• [WHAT IS BEING ASKED]: Output every entry exactly as given.

• [DATA FOR THIS TASK]:
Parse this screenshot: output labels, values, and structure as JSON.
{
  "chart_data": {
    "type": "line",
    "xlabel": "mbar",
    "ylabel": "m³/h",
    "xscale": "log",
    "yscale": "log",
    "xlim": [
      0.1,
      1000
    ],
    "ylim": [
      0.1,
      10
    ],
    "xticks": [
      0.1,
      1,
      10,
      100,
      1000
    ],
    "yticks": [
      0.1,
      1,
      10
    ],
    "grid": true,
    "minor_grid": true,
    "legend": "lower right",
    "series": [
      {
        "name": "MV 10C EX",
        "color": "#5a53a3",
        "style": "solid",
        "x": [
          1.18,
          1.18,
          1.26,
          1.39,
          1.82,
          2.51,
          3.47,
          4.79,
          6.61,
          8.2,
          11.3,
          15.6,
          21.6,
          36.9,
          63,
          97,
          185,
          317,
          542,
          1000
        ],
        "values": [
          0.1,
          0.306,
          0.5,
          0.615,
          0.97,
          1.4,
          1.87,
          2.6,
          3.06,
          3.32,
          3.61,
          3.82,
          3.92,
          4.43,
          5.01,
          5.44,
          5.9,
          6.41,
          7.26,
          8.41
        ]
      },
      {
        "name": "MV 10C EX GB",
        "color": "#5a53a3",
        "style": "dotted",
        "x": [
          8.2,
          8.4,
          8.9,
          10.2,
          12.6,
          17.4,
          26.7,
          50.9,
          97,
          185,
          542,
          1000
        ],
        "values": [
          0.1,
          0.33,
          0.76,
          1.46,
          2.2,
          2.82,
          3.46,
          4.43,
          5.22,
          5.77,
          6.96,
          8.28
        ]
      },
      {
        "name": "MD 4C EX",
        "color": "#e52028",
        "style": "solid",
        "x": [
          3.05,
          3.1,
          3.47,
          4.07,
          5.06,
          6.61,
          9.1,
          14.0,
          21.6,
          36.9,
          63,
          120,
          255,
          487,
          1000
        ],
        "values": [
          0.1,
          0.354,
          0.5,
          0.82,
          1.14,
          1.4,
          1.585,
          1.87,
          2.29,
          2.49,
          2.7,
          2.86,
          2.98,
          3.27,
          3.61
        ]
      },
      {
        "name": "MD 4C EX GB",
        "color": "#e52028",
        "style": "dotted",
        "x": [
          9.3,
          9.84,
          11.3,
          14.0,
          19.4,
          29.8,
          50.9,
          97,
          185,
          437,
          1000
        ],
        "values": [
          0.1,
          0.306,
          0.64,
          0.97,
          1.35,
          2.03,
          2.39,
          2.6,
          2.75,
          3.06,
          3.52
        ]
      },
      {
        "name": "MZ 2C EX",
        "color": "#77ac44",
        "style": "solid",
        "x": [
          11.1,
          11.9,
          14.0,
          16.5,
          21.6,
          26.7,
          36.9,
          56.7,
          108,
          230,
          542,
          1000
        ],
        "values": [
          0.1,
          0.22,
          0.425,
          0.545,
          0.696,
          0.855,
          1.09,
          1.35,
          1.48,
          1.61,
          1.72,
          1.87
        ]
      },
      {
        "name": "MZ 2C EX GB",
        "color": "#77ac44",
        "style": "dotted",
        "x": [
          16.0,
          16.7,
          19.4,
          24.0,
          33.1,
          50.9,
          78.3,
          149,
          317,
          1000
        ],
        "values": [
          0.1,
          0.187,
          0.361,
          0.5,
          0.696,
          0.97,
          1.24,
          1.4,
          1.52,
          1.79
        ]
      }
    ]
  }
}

• [ANSWER FOR THIS EXERCISE]:
Parse this screenshot: output labels, values, and structure as JSON.
{
  "chart_data": {
    "type": "line",
    "xlabel": "mbar",
    "ylabel": "m³/h",
    "xscale": "log",
    "yscale": "log",
    "xlim": [
      0.1,
      1000
    ],
    "ylim": [
      0.1,
      10
    ],
    "xticks": [
      0.1,
      1,
      10,
      100,
      1000
    ],
    "yticks": [
      0.1,
      1,
      10
    ],
    "grid": true,
    "minor_grid": true,
    "legend": "lower right",
    "series": [
      {
        "name": "MV 10C EX",
        "color": "#5a53a3",
        "style": "solid",
        "x": [
          1.18,
          1.18,
          1.26,
          1.39,
          1.82,
          2.51,
          3.47,
          4.79,
          6.61,
          8.2,
          11.3,
          15.6,
          21.6,
          36.9,
          63,
          97,
          185,
          317,
          542,
          1000
        ],
        "values": [
          0.1,
          0.306,
          0.5,
          0.615,
          0.97,
          1.4,
          1.87,
          2.6,
          3.06,
          3.32,
          3.61,
          3.82,
          3.92,
          4.43,
          5.01,
          5.44,
          5.9,
          6.41,
          7.26,
          8.41
        ]
      },
      {
        "name": "MV 10C EX GB",
        "color": "#5a53a3",
        "style": "dotted",
        "x": [
          8.2,
          8.4,
          8.9,
          10.2,
          12.6,
          17.4,
          26.7,
          50.9,
          97,
          185,
          542,
          1000
        ],
        "values": [
          0.1,
          0.33,
          0.76,
          1.46,
          2.2,
          2.82,
          3.46,
          4.43,
          5.22,
          5.77,
          6.96,
          8.28
        ]
      },
      {
        "name": "MD 4C EX",
        "color": "#e52028",
        "style": "solid",
        "x": [
          3.05,
          3.1,
          3.47,
          4.07,
          5.06,
          6.61,
          9.1,
          14.0,
          21.6,
          36.9,
          63,
          120,
          255,
          487,
          1000
        ],
        "values": [
          0.1,
          0.354,
          0.5,
          0.82,
          1.14,
          1.4,
          1.585,
          1.87,
          2.29,
          2.49,
          2.7,
          2.86,
          2.98,
          3.27,
          3.61
        ]
      },
      {
        "name": "MD 4C EX GB",
        "color": "#e52028",
        "style": "dotted",
        "x": [
          9.3,
          9.84,
          11.3,
          14.0,
          19.4,
          29.8,
          50.9,
          97,
          185,
          437,
          1000
        ],
        "values": [
          0.1,
          0.306,
          0.64,
          0.97,
          1.35,
          2.03,
          2.39,
          2.6,
          2.75,
          3.06,
          3.52
        ]
      },
      {
        "name": "MZ 2C EX",
        "color": "#77ac44",
        "style": "solid",
        "x": [
          11.1,
          11.9,
          14.0,
          16.5,
          21.6,
          26.7,
          36.9,
          56.7,
          108,
          230,
          542,
          1000
        ],
        "values": [
          0.1,
          0.22,
          0.425,
          0.545,
          0.696,
          0.855,
          1.09,
          1.35,
          1.48,
          1.61,
          1.72,
          1.87
        ]
      },
      {
        "name": "MZ 2C EX GB",
        "color": "#77ac44",
        "style": "dotted",
        "x": [
          16.0,
          16.7,
          19.4,
          24.0,
          33.1,
          50.9,
          78.3,
          149,
          317,
          1000
        ],
        "values": [
          0.1,
          0.187,
          0.361,
          0.5,
          0.696,
          0.97,
          1.24,
          1.4,
          1.52,
          1.79
        ]
      }
    ]
  }
}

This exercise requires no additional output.